==== Listing ====
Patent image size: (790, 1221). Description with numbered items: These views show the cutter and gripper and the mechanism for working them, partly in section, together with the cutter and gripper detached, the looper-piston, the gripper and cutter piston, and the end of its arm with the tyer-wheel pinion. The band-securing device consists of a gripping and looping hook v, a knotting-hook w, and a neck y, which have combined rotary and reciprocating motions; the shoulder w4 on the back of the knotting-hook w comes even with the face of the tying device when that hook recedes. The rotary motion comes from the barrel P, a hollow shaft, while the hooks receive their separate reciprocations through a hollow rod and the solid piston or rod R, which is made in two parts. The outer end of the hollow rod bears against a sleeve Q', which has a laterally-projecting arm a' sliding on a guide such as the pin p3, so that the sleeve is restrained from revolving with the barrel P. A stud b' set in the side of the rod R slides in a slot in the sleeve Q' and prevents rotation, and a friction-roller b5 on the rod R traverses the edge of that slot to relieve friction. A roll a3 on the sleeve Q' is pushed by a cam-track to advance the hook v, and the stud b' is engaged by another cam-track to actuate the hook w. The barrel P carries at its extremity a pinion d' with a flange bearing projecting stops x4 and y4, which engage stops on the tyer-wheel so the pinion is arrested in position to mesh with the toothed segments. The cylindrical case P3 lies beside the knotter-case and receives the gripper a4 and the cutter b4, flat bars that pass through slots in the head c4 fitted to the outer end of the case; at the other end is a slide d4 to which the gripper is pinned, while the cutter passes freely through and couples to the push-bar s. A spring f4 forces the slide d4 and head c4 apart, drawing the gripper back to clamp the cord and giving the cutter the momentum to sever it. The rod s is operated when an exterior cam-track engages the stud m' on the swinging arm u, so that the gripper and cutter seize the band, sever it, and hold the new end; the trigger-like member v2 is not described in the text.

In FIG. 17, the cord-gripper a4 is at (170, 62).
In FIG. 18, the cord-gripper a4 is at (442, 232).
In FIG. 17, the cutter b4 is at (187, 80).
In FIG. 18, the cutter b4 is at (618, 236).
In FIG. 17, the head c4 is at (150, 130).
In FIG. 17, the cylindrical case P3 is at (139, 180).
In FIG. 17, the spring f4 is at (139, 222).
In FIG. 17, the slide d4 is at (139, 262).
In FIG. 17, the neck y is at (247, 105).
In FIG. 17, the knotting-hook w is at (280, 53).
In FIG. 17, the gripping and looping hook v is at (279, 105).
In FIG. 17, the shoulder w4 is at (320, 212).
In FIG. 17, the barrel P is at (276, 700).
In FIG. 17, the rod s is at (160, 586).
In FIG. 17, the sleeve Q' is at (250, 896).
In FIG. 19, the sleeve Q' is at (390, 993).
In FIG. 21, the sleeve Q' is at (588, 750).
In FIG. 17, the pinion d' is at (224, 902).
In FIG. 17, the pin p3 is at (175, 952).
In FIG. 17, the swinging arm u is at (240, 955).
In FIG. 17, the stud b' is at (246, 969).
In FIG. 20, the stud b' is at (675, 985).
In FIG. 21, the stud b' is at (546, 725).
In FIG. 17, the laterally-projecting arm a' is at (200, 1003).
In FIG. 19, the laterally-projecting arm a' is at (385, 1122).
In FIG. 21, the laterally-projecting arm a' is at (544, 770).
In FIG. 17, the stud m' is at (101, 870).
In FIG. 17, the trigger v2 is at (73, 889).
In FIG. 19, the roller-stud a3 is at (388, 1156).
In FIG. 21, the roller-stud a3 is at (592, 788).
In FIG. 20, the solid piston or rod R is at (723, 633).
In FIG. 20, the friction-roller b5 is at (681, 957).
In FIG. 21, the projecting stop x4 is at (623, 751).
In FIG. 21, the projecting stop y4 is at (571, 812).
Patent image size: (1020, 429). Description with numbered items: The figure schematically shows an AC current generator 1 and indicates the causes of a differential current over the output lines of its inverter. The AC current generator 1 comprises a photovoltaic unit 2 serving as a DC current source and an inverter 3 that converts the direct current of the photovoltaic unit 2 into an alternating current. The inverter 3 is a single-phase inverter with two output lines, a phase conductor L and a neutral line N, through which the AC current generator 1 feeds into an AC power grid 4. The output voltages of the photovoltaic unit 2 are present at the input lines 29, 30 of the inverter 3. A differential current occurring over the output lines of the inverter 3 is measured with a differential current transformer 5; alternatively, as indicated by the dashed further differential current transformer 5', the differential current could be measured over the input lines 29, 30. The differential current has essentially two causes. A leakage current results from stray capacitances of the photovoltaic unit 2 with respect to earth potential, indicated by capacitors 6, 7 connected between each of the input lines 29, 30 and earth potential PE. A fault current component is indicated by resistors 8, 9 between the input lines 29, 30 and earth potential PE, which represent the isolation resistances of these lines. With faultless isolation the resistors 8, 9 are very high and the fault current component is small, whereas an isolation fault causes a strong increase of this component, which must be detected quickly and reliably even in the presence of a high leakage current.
====
* [Set task] Please rewrite the material above, replacing "Patent image size" with "Drawing size" and keeping everything else unchanged.

* [Result of this exercise]
Drawing size: (790, 1221). Description with numbered items: These views show the cutter and gripper and the mechanism for working them, partly in section, together with the cutter and gripper detached, the looper-piston, the gripper and cutter piston, and the end of its arm with the tyer-wheel pinion. The band-securing device consists of a gripping and looping hook v, a knotting-hook w, and a neck y, which have combined rotary and reciprocating motions; the shoulder w4 on the back of the knotting-hook w comes even with the face of the tying device when that hook recedes. The rotary motion comes from the barrel P, a hollow shaft, while the hooks receive their separate reciprocations through a hollow rod and the solid piston or rod R, which is made in two parts. The outer end of the hollow rod bears against a sleeve Q', which has a laterally-projecting arm a' sliding on a guide such as the pin p3, so that the sleeve is restrained from revolving with the barrel P. A stud b' set in the side of the rod R slides in a slot in the sleeve Q' and prevents rotation, and a friction-roller b5 on the rod R traverses the edge of that slot to relieve friction. A roll a3 on the sleeve Q' is pushed by a cam-track to advance the hook v, and the stud b' is engaged by another cam-track to actuate the hook w. The barrel P carries at its extremity a pinion d' with a flange bearing projecting stops x4 and y4, which engage stops on the tyer-wheel so the pinion is arrested in position to mesh with the toothed segments. The cylindrical case P3 lies beside the knotter-case and receives the gripper a4 and the cutter b4, flat bars that pass through slots in the head c4 fitted to the outer end of the case; at the other end is a slide d4 to which the gripper is pinned, while the cutter passes freely through and couples to the push-bar s. A spring f4 forces the slide d4 and head c4 apart, drawing the gripper back to clamp the cord and giving the cutter the momentum to sever it. The rod s is operated when an exterior cam-track engages the stud m' on the swinging arm u, so that the gripper and cutter seize the band, sever it, and hold the new end; the trigger-like member v2 is not described in the text.

In FIG. 17, the cord-gripper a4 is at (170, 62).
In FIG. 18, the cord-gripper a4 is at (442, 232).
In FIG. 17, the cutter b4 is at (187, 80).
In FIG. 18, the cutter b4 is at (618, 236).
In FIG. 17, the head c4 is at (150, 130).
In FIG. 17, the cylindrical case P3 is at (139, 180).
In FIG. 17, the spring f4 is at (139, 222).
In FIG. 17, the slide d4 is at (139, 262).
In FIG. 17, the neck y is at (247, 105).
In FIG. 17, the knotting-hook w is at (280, 53).
In FIG. 17, the gripping and looping hook v is at (279, 105).
In FIG. 17, the shoulder w4 is at (320, 212).
In FIG. 17, the barrel P is at (276, 700).
In FIG. 17, the rod s is at (160, 586).
In FIG. 17, the sleeve Q' is at (250, 896).
In FIG. 19, the sleeve Q' is at (390, 993).
In FIG. 21, the sleeve Q' is at (588, 750).
In FIG. 17, the pinion d' is at (224, 902).
In FIG. 17, the pin p3 is at (175, 952).
In FIG. 17, the swinging arm u is at (240, 955).
In FIG. 17, the stud b' is at (246, 969).
In FIG. 20, the stud b' is at (675, 985).
In FIG. 21, the stud b' is at (546, 725).
In FIG. 17, the laterally-projecting arm a' is at (200, 1003).
In FIG. 19, the laterally-projecting arm a' is at (385, 1122).
In FIG. 21, the laterally-projecting arm a' is at (544, 770).
In FIG. 17, the stud m' is at (101, 870).
In FIG. 17, the trigger v2 is at (73, 889).
In FIG. 19, the roller-stud a3 is at (388, 1156).
In FIG. 21, the roller-stud a3 is at (592, 788).
In FIG. 20, the solid piston or rod R is at (723, 633).
In FIG. 20, the friction-roller b5 is at (681, 957).
In FIG. 21, the projecting stop x4 is at (623, 751).
In FIG. 21, the projecting stop y4 is at (571, 812).
Drawing size: (1020, 429). Description with numbered items: The figure schematically shows an AC current generator 1 and indicates the causes of a differential current over the output lines of its inverter. The AC current generator 1 comprises a photovoltaic unit 2 serving as a DC current source and an inverter 3 that converts the direct current of the photovoltaic unit 2 into an alternating current. The inverter 3 is a single-phase inverter with two output lines, a phase conductor L and a neutral line N, through which the AC current generator 1 feeds into an AC power grid 4. The output voltages of the photovoltaic unit 2 are present at the input lines 29, 30 of the inverter 3. A differential current occurring over the output lines of the inverter 3 is measured with a differential current transformer 5; alternatively, as indicated by the dashed further differential current transformer 5', the differential current could be measured over the input lines 29, 30. The differential current has essentially two causes. A leakage current results from stray capacitances of the photovoltaic unit 2 with respect to earth potential, indicated by capacitors 6, 7 connected between each of the input lines 29, 30 and earth potential PE. A fault current component is indicated by resistors 8, 9 between the input lines 29, 30 and earth potential PE, which represent the isolation resistances of these lines. With faultless isolation the resistors 8, 9 are very high and the fault current component is small, whereas an isolation fault causes a strong increase of this component, which must be detected quickly and reliably even in the presence of a high leakage current.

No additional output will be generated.